Quote the listing below in its entirety.
— BEGIN Dataset entries —
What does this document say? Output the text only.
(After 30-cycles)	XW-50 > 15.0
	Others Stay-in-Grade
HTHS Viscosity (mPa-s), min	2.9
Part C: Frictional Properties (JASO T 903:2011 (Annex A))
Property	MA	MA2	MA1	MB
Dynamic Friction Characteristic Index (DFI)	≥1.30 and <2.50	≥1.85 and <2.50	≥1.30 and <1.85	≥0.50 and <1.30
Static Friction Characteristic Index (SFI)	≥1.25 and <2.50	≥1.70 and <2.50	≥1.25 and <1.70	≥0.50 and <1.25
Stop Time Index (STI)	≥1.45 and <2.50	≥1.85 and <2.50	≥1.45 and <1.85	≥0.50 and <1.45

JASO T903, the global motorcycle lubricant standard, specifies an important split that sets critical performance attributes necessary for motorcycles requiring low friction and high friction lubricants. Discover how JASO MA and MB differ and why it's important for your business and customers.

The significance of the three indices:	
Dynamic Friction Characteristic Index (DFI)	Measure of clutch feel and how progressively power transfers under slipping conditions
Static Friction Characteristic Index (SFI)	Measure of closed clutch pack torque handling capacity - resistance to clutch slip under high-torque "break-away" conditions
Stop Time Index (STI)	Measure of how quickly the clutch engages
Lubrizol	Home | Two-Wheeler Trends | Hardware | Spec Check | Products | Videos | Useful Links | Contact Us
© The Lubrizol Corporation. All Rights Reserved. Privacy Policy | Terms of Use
— END Dataset entries —
■ Exercise output
What does this document say? Output the text only.
(After 30-cycles)	XW-50 > 15.0
	Others Stay-in-Grade
HTHS Viscosity (mPa-s), min	2.9
Part C: Frictional Properties (JASO T 903:2011 (Annex A))
Property	MA	MA2	MA1	MB
Dynamic Friction Characteristic Index (DFI)	≥1.30 and <2.50	≥1.85 and <2.50	≥1.30 and <1.85	≥0.50 and <1.30
Static Friction Characteristic Index (SFI)	≥1.25 and <2.50	≥1.70 and <2.50	≥1.25 and <1.70	≥0.50 and <1.25
Stop Time Index (STI)	≥1.45 and <2.50	≥1.85 and <2.50	≥1.45 and <1.85	≥0.50 and <1.45

JASO T903, the global motorcycle lubricant standard, specifies an important split that sets critical performance attributes necessary for motorcycles requiring low friction and high friction lubricants. Discover how JASO MA and MB differ and why it's important for your business and customers.

The significance of the three indices:	
Dynamic Friction Characteristic Index (DFI)	Measure of clutch feel and how progressively power transfers under slipping conditions
Static Friction Characteristic Index (SFI)	Measure of closed clutch pack torque handling capacity - resistance to clutch slip under high-torque "break-away" conditions
Stop Time Index (STI)	Measure of how quickly the clutch engages
Lubrizol	Home | Two-Wheeler Trends | Hardware | Spec Check | Products | Videos | Useful Links | Contact Us
© The Lubrizol Corporation. All Rights Reserved. Privacy Policy | Terms of Use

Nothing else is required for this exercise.